◆ RECORDS FOR THIS TASK:
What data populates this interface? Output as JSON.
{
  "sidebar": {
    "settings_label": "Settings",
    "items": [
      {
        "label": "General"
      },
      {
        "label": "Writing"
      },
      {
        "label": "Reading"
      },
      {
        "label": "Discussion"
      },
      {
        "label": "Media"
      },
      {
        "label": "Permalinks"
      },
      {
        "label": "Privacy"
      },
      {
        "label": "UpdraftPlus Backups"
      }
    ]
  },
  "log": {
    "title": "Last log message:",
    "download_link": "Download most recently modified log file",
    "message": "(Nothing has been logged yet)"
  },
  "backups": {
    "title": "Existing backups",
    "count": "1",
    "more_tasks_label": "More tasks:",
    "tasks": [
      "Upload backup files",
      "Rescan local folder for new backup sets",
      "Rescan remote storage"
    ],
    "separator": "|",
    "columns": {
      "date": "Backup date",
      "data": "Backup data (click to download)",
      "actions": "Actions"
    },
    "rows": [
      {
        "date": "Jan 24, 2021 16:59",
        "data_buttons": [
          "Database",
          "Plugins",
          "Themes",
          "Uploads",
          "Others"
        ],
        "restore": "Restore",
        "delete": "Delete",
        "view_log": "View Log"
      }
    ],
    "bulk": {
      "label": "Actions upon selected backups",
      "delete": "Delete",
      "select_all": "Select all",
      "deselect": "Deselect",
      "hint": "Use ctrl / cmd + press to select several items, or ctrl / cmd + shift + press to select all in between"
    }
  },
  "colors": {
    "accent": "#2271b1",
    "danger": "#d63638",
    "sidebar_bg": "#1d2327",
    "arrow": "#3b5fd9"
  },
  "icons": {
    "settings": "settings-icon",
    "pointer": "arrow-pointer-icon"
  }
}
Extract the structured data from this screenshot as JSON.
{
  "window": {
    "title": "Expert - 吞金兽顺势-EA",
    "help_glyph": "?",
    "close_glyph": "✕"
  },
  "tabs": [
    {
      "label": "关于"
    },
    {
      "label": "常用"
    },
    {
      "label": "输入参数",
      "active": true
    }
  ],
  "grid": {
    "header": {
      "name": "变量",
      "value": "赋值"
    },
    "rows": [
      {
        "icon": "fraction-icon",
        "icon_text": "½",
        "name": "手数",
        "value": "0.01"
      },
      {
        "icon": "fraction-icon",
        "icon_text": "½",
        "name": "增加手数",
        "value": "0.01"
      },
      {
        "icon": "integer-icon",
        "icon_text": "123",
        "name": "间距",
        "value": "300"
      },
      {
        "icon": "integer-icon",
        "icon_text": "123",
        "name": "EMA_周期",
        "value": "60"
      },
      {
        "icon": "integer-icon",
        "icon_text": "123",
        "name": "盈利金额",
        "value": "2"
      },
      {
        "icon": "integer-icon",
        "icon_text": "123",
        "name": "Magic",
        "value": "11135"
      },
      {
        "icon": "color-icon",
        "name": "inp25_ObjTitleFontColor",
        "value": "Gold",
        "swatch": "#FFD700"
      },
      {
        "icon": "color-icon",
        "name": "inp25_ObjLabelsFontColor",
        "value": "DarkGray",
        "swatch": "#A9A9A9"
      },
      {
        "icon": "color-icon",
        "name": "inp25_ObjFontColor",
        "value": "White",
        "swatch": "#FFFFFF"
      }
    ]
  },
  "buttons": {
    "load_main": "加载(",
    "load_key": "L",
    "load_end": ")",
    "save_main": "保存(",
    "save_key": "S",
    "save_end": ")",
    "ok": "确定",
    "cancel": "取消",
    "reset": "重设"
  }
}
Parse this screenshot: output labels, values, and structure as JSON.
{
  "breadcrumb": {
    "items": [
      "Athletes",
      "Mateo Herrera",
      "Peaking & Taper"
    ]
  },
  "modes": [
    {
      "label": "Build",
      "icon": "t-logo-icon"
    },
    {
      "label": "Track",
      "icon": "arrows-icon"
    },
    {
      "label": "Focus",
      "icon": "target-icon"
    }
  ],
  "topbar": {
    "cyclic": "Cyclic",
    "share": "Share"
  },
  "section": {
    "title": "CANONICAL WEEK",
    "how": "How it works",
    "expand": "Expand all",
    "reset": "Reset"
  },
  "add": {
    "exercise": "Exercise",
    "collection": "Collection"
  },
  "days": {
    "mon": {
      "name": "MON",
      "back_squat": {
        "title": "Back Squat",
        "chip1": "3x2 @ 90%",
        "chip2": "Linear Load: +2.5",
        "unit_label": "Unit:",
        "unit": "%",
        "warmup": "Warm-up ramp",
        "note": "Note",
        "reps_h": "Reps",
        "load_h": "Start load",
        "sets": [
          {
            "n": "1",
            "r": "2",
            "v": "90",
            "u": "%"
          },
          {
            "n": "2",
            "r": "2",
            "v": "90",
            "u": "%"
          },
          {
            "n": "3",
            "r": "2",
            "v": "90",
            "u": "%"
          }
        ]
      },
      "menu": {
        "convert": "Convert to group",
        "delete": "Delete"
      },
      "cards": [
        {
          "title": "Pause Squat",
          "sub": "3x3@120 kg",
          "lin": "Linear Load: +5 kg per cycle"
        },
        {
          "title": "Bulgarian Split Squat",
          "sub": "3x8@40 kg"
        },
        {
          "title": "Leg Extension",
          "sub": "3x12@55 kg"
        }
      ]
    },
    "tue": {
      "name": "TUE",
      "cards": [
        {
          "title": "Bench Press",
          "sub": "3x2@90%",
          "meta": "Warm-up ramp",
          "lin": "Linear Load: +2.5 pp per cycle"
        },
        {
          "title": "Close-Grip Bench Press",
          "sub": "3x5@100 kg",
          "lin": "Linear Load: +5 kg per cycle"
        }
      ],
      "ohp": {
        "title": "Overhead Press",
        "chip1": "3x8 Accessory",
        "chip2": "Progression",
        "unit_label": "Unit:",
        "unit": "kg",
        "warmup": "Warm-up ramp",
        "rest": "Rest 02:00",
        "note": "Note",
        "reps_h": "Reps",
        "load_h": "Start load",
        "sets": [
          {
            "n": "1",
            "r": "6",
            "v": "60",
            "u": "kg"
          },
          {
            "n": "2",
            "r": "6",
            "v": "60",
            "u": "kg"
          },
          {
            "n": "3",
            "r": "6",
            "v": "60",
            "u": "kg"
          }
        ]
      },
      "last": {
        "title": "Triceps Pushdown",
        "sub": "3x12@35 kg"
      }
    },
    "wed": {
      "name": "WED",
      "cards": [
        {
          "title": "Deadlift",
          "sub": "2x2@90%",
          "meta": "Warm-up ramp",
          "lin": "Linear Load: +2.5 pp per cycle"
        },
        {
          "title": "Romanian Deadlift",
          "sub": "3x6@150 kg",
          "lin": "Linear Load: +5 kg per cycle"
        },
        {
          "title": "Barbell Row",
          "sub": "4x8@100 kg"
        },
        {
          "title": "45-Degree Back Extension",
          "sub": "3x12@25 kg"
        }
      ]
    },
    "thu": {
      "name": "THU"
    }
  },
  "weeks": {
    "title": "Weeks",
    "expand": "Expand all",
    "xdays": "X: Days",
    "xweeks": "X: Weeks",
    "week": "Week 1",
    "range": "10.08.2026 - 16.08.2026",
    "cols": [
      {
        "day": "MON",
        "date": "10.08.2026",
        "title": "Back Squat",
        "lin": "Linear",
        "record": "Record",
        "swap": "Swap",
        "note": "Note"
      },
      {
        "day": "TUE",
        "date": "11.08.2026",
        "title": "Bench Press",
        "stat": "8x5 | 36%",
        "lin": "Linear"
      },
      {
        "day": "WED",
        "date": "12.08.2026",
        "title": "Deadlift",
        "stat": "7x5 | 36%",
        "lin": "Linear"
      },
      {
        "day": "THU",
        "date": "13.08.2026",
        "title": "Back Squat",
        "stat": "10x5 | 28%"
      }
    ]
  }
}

◆ THE TASK: Repeat the records exactly, including every line.

◆ COMPLETE ANSWER:
What data populates this interface? Output as JSON.
{
  "sidebar": {
    "settings_label": "Settings",
    "items": [
      {
        "label": "General"
      },
      {
        "label": "Writing"
      },
      {
        "label": "Reading"
      },
      {
        "label": "Discussion"
      },
      {
        "label": "Media"
      },
      {
        "label": "Permalinks"
      },
      {
        "label": "Privacy"
      },
      {
        "label": "UpdraftPlus Backups"
      }
    ]
  },
  "log": {
    "title": "Last log message:",
    "download_link": "Download most recently modified log file",
    "message": "(Nothing has been logged yet)"
  },
  "backups": {
    "title": "Existing backups",
    "count": "1",
    "more_tasks_label": "More tasks:",
    "tasks": [
      "Upload backup files",
      "Rescan local folder for new backup sets",
      "Rescan remote storage"
    ],
    "separator": "|",
    "columns": {
      "date": "Backup date",
      "data": "Backup data (click to download)",
      "actions": "Actions"
    },
    "rows": [
      {
        "date": "Jan 24, 2021 16:59",
        "data_buttons": [
          "Database",
          "Plugins",
          "Themes",
          "Uploads",
          "Others"
        ],
        "restore": "Restore",
        "delete": "Delete",
        "view_log": "View Log"
      }
    ],
    "bulk": {
      "label": "Actions upon selected backups",
      "delete": "Delete",
      "select_all": "Select all",
      "deselect": "Deselect",
      "hint": "Use ctrl / cmd + press to select several items, or ctrl / cmd + shift + press to select all in between"
    }
  },
  "colors": {
    "accent": "#2271b1",
    "danger": "#d63638",
    "sidebar_bg": "#1d2327",
    "arrow": "#3b5fd9"
  },
  "icons": {
    "settings": "settings-icon",
    "pointer": "arrow-pointer-icon"
  }
}
Extract the structured data from this screenshot as JSON.
{
  "window": {
    "title": "Expert - 吞金兽顺势-EA",
    "help_glyph": "?",
    "close_glyph": "✕"
  },
  "tabs": [
    {
      "label": "关于"
    },
    {
      "label": "常用"
    },
    {
      "label": "输入参数",
      "active": true
    }
  ],
  "grid": {
    "header": {
      "name": "变量",
      "value": "赋值"
    },
    "rows": [
      {
        "icon": "fraction-icon",
        "icon_text": "½",
        "name": "手数",
        "value": "0.01"
      },
      {
        "icon": "fraction-icon",
        "icon_text": "½",
        "name": "增加手数",
        "value": "0.01"
      },
      {
        "icon": "integer-icon",
        "icon_text": "123",
        "name": "间距",
        "value": "300"
      },
      {
        "icon": "integer-icon",
        "icon_text": "123",
        "name": "EMA_周期",
        "value": "60"
      },
      {
        "icon": "integer-icon",
        "icon_text": "123",
        "name": "盈利金额",
        "value": "2"
      },
      {
        "icon": "integer-icon",
        "icon_text": "123",
        "name": "Magic",
        "value": "11135"
      },
      {
        "icon": "color-icon",
        "name": "inp25_ObjTitleFontColor",
        "value": "Gold",
        "swatch": "#FFD700"
      },
      {
        "icon": "color-icon",
        "name": "inp25_ObjLabelsFontColor",
        "value": "DarkGray",
        "swatch": "#A9A9A9"
      },
      {
        "icon": "color-icon",
        "name": "inp25_ObjFontColor",
        "value": "White",
        "swatch": "#FFFFFF"
      }
    ]
  },
  "buttons": {
    "load_main": "加载(",
    "load_key": "L",
    "load_end": ")",
    "save_main": "保存(",
    "save_key": "S",
    "save_end": ")",
    "ok": "确定",
    "cancel": "取消",
    "reset": "重设"
  }
}
Parse this screenshot: output labels, values, and structure as JSON.
{
  "breadcrumb": {
    "items": [
      "Athletes",
      "Mateo Herrera",
      "Peaking & Taper"
    ]
  },
  "modes": [
    {
      "label": "Build",
      "icon": "t-logo-icon"
    },
    {
      "label": "Track",
      "icon": "arrows-icon"
    },
    {
      "label": "Focus",
      "icon": "target-icon"
    }
  ],
  "topbar": {
    "cyclic": "Cyclic",
    "share": "Share"
  },
  "section": {
    "title": "CANONICAL WEEK",
    "how": "How it works",
    "expand": "Expand all",
    "reset": "Reset"
  },
  "add": {
    "exercise": "Exercise",
    "collection": "Collection"
  },
  "days": {
    "mon": {
      "name": "MON",
      "back_squat": {
        "title": "Back Squat",
        "chip1": "3x2 @ 90%",
        "chip2": "Linear Load: +2.5",
        "unit_label": "Unit:",
        "unit": "%",
        "warmup": "Warm-up ramp",
        "note": "Note",
        "reps_h": "Reps",
        "load_h": "Start load",
        "sets": [
          {
            "n": "1",
            "r": "2",
            "v": "90",
            "u": "%"
          },
          {
            "n": "2",
            "r": "2",
            "v": "90",
            "u": "%"
          },
          {
            "n": "3",
            "r": "2",
            "v": "90",
            "u": "%"
          }
        ]
      },
      "menu": {
        "convert": "Convert to group",
        "delete": "Delete"
      },
      "cards": [
        {
          "title": "Pause Squat",
          "sub": "3x3@120 kg",
          "lin": "Linear Load: +5 kg per cycle"
        },
        {
          "title": "Bulgarian Split Squat",
          "sub": "3x8@40 kg"
        },
        {
          "title": "Leg Extension",
          "sub": "3x12@55 kg"
        }
      ]
    },
    "tue": {
      "name": "TUE",
      "cards": [
        {
          "title": "Bench Press",
          "sub": "3x2@90%",
          "meta": "Warm-up ramp",
          "lin": "Linear Load: +2.5 pp per cycle"
        },
        {
          "title": "Close-Grip Bench Press",
          "sub": "3x5@100 kg",
          "lin": "Linear Load: +5 kg per cycle"
        }
      ],
      "ohp": {
        "title": "Overhead Press",
        "chip1": "3x8 Accessory",
        "chip2": "Progression",
        "unit_label": "Unit:",
        "unit": "kg",
        "warmup": "Warm-up ramp",
        "rest": "Rest 02:00",
        "note": "Note",
        "reps_h": "Reps",
        "load_h": "Start load",
        "sets": [
          {
            "n": "1",
            "r": "6",
            "v": "60",
            "u": "kg"
          },
          {
            "n": "2",
            "r": "6",
            "v": "60",
            "u": "kg"
          },
          {
            "n": "3",
            "r": "6",
            "v": "60",
            "u": "kg"
          }
        ]
      },
      "last": {
        "title": "Triceps Pushdown",
        "sub": "3x12@35 kg"
      }
    },
    "wed": {
      "name": "WED",
      "cards": [
        {
          "title": "Deadlift",
          "sub": "2x2@90%",
          "meta": "Warm-up ramp",
          "lin": "Linear Load: +2.5 pp per cycle"
        },
        {
          "title": "Romanian Deadlift",
          "sub": "3x6@150 kg",
          "lin": "Linear Load: +5 kg per cycle"
        },
        {
          "title": "Barbell Row",
          "sub": "4x8@100 kg"
        },
        {
          "title": "45-Degree Back Extension",
          "sub": "3x12@25 kg"
        }
      ]
    },
    "thu": {
      "name": "THU"
    }
  },
  "weeks": {
    "title": "Weeks",
    "expand": "Expand all",
    "xdays": "X: Days",
    "xweeks": "X: Weeks",
    "week": "Week 1",
    "range": "10.08.2026 - 16.08.2026",
    "cols": [
      {
        "day": "MON",
        "date": "10.08.2026",
        "title": "Back Squat",
        "lin": "Linear",
        "record": "Record",
        "swap": "Swap",
        "note": "Note"
      },
      {
        "day": "TUE",
        "date": "11.08.2026",
        "title": "Bench Press",
        "stat": "8x5 | 36%",
        "lin": "Linear"
      },
      {
        "day": "WED",
        "date": "12.08.2026",
        "title": "Deadlift",
        "stat": "7x5 | 36%",
        "lin": "Linear"
      },
      {
        "day": "THU",
        "date": "13.08.2026",
        "title": "Back Squat",
        "stat": "10x5 | 28%"
      }
    ]
  }
}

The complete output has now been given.